▶ _EXERCISE PROMPT_: Your task is to output the listing word for word, with pictures excluded.

▶ _SUPPLIED DATA_:
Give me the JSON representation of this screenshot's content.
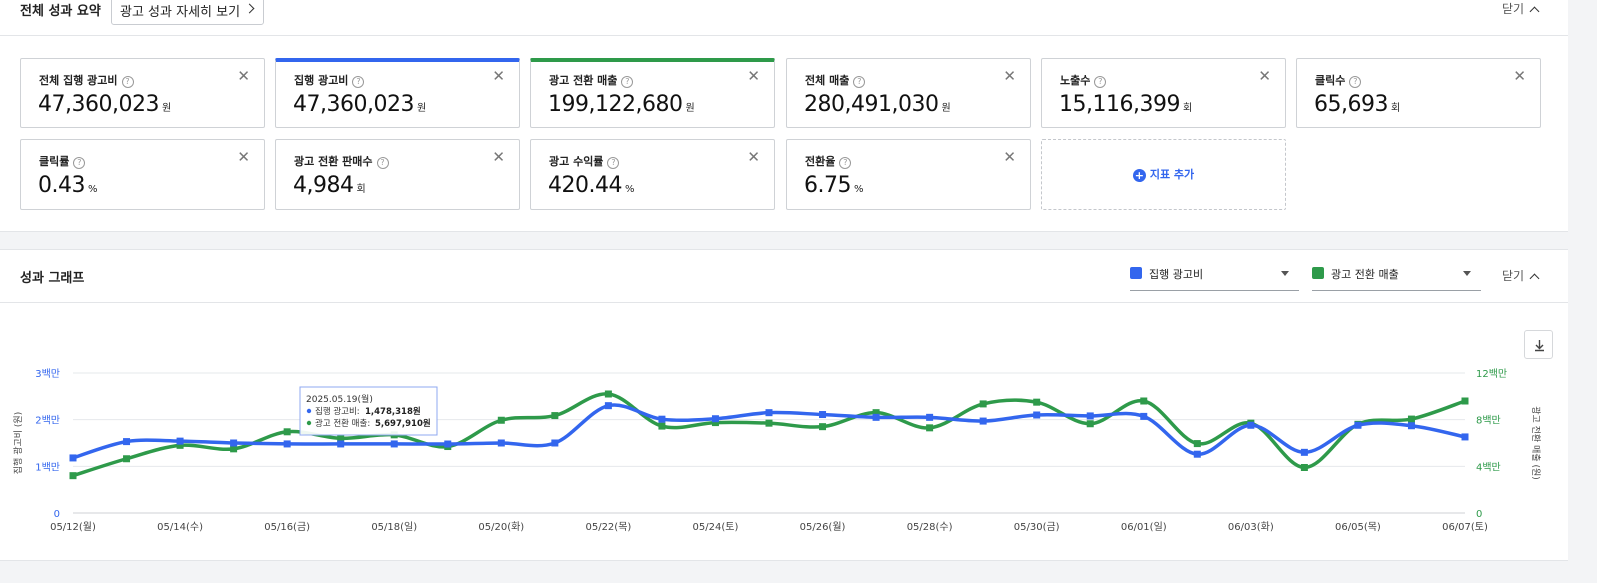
{
  "summary": {
    "title": "전체 성과 요약",
    "detail_button": "광고 성과 자세히 보기",
    "close_label": "닫기",
    "metrics": [
      {
        "label": "전체 집행 광고비",
        "value": "47,360,023",
        "unit": "원"
      },
      {
        "label": "집행 광고비",
        "value": "47,360,023",
        "unit": "원",
        "accent": "#3366ee"
      },
      {
        "label": "광고 전환 매출",
        "value": "199,122,680",
        "unit": "원",
        "accent": "#2e9a4a"
      },
      {
        "label": "전체 매출",
        "value": "280,491,030",
        "unit": "원"
      },
      {
        "label": "노출수",
        "value": "15,116,399",
        "unit": "회"
      },
      {
        "label": "클릭수",
        "value": "65,693",
        "unit": "회"
      },
      {
        "label": "클릭률",
        "value": "0.43",
        "unit": "%"
      },
      {
        "label": "광고 전환 판매수",
        "value": "4,984",
        "unit": "회"
      },
      {
        "label": "광고 수익률",
        "value": "420.44",
        "unit": "%"
      },
      {
        "label": "전환율",
        "value": "6.75",
        "unit": "%"
      }
    ],
    "add_metric_label": "지표 추가"
  },
  "graph": {
    "title": "성과 그래프",
    "close_label": "닫기",
    "select1": {
      "label": "집행 광고비",
      "color": "#3366ee"
    },
    "select2": {
      "label": "광고 전환 매출",
      "color": "#2e9a4a"
    },
    "download_icon": "download-icon",
    "tooltip": {
      "date": "2025.05.19(월)",
      "line1_label": "집행 광고비:",
      "line1_value": "1,478,318원",
      "line2_label": "광고 전환 매출:",
      "line2_value": "5,697,910원"
    }
  },
  "chart_data": {
    "type": "line",
    "x": [
      "05/12(월)",
      "05/13",
      "05/14(수)",
      "05/15",
      "05/16(금)",
      "05/17",
      "05/18(일)",
      "05/19",
      "05/20(화)",
      "05/21",
      "05/22(목)",
      "05/23",
      "05/24(토)",
      "05/25",
      "05/26(월)",
      "05/27",
      "05/28(수)",
      "05/29",
      "05/30(금)",
      "05/31",
      "06/01(일)",
      "06/02",
      "06/03(화)",
      "06/04",
      "06/05(목)",
      "06/06",
      "06/07(토)"
    ],
    "x_tick_labels": [
      "05/12(월)",
      "05/14(수)",
      "05/16(금)",
      "05/18(일)",
      "05/20(화)",
      "05/22(목)",
      "05/24(토)",
      "05/26(월)",
      "05/28(수)",
      "05/30(금)",
      "06/01(일)",
      "06/03(화)",
      "06/05(목)",
      "06/07(토)"
    ],
    "series": [
      {
        "name": "집행 광고비",
        "axis": "left",
        "color": "#3366ee",
        "values": [
          1180000,
          1530000,
          1540000,
          1500000,
          1480000,
          1480000,
          1480000,
          1478318,
          1500000,
          1500000,
          2300000,
          2010000,
          2020000,
          2150000,
          2110000,
          2050000,
          2050000,
          1970000,
          2100000,
          2080000,
          2070000,
          1260000,
          1880000,
          1300000,
          1880000,
          1870000,
          1630000
        ]
      },
      {
        "name": "광고 전환 매출",
        "axis": "right",
        "color": "#2e9a4a",
        "values": [
          3200000,
          4650000,
          5800000,
          5500000,
          6960000,
          6400000,
          6700000,
          5697910,
          7950000,
          8350000,
          10200000,
          7450000,
          7750000,
          7700000,
          7400000,
          8600000,
          7300000,
          9350000,
          9500000,
          7650000,
          9600000,
          5950000,
          7700000,
          3900000,
          7600000,
          8050000,
          9600000
        ]
      }
    ],
    "y_left": {
      "label": "집행 광고비 (원)",
      "ticks": [
        "0",
        "1백만",
        "2백만",
        "3백만"
      ],
      "range": [
        0,
        3000000
      ]
    },
    "y_right": {
      "label": "광고 전환 매출 (원)",
      "ticks": [
        "0",
        "4백만",
        "8백만",
        "12백만"
      ],
      "range": [
        0,
        12000000
      ]
    },
    "grid": true,
    "smooth": true,
    "tooltip_index": 7
  }
}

▶ _SOLUTION TO THE PROBLEM_:
Give me the JSON representation of this screenshot's content.
{
  "summary": {
    "title": "전체 성과 요약",
    "detail_button": "광고 성과 자세히 보기",
    "close_label": "닫기",
    "metrics": [
      {
        "label": "전체 집행 광고비",
        "value": "47,360,023",
        "unit": "원"
      },
      {
        "label": "집행 광고비",
        "value": "47,360,023",
        "unit": "원",
        "accent": "#3366ee"
      },
      {
        "label": "광고 전환 매출",
        "value": "199,122,680",
        "unit": "원",
        "accent": "#2e9a4a"
      },
      {
        "label": "전체 매출",
        "value": "280,491,030",
        "unit": "원"
      },
      {
        "label": "노출수",
        "value": "15,116,399",
        "unit": "회"
      },
      {
        "label": "클릭수",
        "value": "65,693",
        "unit": "회"
      },
      {
        "label": "클릭률",
        "value": "0.43",
        "unit": "%"
      },
      {
        "label": "광고 전환 판매수",
        "value": "4,984",
        "unit": "회"
      },
      {
        "label": "광고 수익률",
        "value": "420.44",
        "unit": "%"
      },
      {
        "label": "전환율",
        "value": "6.75",
        "unit": "%"
      }
    ],
    "add_metric_label": "지표 추가"
  },
  "graph": {
    "title": "성과 그래프",
    "close_label": "닫기",
    "select1": {
      "label": "집행 광고비",
      "color": "#3366ee"
    },
    "select2": {
      "label": "광고 전환 매출",
      "color": "#2e9a4a"
    },
    "download_icon": "download-icon",
    "tooltip": {
      "date": "2025.05.19(월)",
      "line1_label": "집행 광고비:",
      "line1_value": "1,478,318원",
      "line2_label": "광고 전환 매출:",
      "line2_value": "5,697,910원"
    }
  },
  "chart_data": {
    "type": "line",
    "x": [
      "05/12(월)",
      "05/13",
      "05/14(수)",
      "05/15",
      "05/16(금)",
      "05/17",
      "05/18(일)",
      "05/19",
      "05/20(화)",
      "05/21",
      "05/22(목)",
      "05/23",
      "05/24(토)",
      "05/25",
      "05/26(월)",
      "05/27",
      "05/28(수)",
      "05/29",
      "05/30(금)",
      "05/31",
      "06/01(일)",
      "06/02",
      "06/03(화)",
      "06/04",
      "06/05(목)",
      "06/06",
      "06/07(토)"
    ],
    "x_tick_labels": [
      "05/12(월)",
      "05/14(수)",
      "05/16(금)",
      "05/18(일)",
      "05/20(화)",
      "05/22(목)",
      "05/24(토)",
      "05/26(월)",
      "05/28(수)",
      "05/30(금)",
      "06/01(일)",
      "06/03(화)",
      "06/05(목)",
      "06/07(토)"
    ],
    "series": [
      {
        "name": "집행 광고비",
        "axis": "left",
        "color": "#3366ee",
        "values": [
          1180000,
          1530000,
          1540000,
          1500000,
          1480000,
          1480000,
          1480000,
          1478318,
          1500000,
          1500000,
          2300000,
          2010000,
          2020000,
          2150000,
          2110000,
          2050000,
          2050000,
          1970000,
          2100000,
          2080000,
          2070000,
          1260000,
          1880000,
          1300000,
          1880000,
          1870000,
          1630000
        ]
      },
      {
        "name": "광고 전환 매출",
        "axis": "right",
        "color": "#2e9a4a",
        "values": [
          3200000,
          4650000,
          5800000,
          5500000,
          6960000,
          6400000,
          6700000,
          5697910,
          7950000,
          8350000,
          10200000,
          7450000,
          7750000,
          7700000,
          7400000,
          8600000,
          7300000,
          9350000,
          9500000,
          7650000,
          9600000,
          5950000,
          7700000,
          3900000,
          7600000,
          8050000,
          9600000
        ]
      }
    ],
    "y_left": {
      "label": "집행 광고비 (원)",
      "ticks": [
        "0",
        "1백만",
        "2백만",
        "3백만"
      ],
      "range": [
        0,
        3000000
      ]
    },
    "y_right": {
      "label": "광고 전환 매출 (원)",
      "ticks": [
        "0",
        "4백만",
        "8백만",
        "12백만"
      ],
      "range": [
        0,
        12000000
      ]
    },
    "grid": true,
    "smooth": true,
    "tooltip_index": 7
  }
}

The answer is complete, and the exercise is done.